### WHAT IS EXPECTED
Take every line from the material that has the word "type" in it.

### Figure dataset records
◆ ◆ ◆ ◆ ◆ ◆ ◆

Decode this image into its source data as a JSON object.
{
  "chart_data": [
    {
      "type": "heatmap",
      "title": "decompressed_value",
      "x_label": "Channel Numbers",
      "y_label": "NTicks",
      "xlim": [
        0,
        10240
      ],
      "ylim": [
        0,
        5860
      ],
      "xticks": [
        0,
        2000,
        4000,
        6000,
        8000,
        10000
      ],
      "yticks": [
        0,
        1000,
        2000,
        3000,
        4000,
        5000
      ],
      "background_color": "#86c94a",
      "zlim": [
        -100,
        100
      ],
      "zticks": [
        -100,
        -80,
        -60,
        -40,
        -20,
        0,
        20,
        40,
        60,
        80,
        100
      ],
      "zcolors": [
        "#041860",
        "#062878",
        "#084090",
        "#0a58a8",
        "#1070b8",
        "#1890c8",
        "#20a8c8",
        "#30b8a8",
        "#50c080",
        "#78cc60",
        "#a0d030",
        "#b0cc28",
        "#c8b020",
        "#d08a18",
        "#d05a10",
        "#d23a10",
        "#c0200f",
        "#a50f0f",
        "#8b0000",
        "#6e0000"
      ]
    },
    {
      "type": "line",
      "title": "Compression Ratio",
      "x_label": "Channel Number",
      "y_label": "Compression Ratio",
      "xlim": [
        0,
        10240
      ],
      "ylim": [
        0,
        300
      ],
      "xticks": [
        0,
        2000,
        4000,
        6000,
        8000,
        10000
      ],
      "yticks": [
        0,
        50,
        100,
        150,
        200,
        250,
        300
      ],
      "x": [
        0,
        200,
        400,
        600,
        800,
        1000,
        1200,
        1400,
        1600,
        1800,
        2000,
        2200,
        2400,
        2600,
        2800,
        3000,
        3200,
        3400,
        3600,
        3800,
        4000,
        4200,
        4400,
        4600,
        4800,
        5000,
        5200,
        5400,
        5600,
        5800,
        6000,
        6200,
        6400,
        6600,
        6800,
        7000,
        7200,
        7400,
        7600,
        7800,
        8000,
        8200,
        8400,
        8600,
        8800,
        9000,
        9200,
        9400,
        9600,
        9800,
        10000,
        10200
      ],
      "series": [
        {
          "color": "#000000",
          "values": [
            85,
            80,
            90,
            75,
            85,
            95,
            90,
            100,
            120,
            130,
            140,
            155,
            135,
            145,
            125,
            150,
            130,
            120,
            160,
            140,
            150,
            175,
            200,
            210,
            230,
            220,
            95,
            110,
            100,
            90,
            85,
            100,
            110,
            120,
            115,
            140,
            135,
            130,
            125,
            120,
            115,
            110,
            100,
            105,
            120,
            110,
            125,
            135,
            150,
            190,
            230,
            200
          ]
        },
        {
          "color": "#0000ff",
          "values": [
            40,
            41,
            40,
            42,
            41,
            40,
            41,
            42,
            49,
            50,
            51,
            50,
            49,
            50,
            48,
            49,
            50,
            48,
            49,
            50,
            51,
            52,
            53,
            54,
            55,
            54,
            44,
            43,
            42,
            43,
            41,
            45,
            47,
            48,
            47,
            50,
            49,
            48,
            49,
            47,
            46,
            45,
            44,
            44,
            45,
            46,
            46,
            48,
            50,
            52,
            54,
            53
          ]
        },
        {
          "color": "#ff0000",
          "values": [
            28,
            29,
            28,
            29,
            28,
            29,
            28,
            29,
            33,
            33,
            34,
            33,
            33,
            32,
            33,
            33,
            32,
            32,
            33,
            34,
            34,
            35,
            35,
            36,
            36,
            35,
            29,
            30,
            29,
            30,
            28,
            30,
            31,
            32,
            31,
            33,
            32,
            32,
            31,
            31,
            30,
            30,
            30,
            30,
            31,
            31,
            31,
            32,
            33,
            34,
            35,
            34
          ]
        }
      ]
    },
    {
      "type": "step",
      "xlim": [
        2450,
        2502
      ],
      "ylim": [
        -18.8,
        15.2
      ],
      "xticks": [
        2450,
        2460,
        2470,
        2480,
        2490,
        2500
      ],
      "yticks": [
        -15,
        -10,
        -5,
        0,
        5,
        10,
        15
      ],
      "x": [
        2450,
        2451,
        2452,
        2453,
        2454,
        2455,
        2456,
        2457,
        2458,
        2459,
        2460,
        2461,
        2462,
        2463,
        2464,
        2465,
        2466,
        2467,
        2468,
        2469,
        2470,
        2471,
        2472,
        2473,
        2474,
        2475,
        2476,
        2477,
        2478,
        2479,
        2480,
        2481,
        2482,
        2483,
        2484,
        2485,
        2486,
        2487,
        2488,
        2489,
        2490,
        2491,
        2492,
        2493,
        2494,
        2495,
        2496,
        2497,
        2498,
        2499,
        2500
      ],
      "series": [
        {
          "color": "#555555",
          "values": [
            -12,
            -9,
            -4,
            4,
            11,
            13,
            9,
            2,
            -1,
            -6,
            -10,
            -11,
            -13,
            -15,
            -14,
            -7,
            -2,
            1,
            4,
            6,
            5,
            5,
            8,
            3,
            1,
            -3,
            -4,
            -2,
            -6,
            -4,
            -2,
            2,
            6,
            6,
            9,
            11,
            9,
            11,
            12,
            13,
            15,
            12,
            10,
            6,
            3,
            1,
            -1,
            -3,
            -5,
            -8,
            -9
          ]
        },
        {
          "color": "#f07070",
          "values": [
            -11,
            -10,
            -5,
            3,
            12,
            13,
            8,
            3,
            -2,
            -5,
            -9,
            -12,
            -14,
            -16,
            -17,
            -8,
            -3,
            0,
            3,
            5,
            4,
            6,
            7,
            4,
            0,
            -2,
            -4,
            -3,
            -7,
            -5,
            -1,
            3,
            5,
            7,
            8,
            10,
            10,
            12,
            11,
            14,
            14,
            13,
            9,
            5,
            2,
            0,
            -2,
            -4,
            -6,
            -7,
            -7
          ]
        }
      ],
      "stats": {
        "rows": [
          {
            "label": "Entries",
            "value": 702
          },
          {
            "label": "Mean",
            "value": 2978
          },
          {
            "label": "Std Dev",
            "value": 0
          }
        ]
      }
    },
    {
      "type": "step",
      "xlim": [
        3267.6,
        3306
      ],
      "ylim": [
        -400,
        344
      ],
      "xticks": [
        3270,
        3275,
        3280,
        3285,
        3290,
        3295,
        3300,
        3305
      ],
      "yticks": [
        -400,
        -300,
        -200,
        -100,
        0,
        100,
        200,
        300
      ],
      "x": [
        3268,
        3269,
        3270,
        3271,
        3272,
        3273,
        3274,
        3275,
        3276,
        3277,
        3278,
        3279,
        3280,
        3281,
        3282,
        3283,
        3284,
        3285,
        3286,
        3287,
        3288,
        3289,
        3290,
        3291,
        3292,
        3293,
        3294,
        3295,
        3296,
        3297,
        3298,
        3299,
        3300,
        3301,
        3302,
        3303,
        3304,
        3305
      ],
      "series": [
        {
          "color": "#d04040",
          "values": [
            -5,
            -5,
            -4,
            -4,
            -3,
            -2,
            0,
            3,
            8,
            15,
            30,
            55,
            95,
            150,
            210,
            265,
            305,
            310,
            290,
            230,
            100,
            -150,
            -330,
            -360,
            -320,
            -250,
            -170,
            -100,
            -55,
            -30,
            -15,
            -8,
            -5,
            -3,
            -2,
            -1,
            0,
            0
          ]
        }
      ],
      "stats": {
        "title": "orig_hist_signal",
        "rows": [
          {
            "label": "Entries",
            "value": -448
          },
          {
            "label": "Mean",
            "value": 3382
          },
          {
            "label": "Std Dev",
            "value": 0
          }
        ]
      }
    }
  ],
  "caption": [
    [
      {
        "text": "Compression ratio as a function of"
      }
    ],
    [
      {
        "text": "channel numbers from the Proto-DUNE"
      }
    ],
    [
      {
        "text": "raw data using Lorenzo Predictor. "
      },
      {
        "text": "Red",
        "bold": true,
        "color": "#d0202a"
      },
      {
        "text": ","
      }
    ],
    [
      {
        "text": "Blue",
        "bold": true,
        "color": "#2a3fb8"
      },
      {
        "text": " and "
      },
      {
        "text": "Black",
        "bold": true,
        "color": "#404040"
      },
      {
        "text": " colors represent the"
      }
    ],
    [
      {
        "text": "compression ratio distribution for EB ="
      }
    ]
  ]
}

◆ ◆ ◆ ◆ ◆ ◆ ◆

### THE REPLY
      "type": "heatmap",
      "type": "line",
      "type": "step",
      "type": "step",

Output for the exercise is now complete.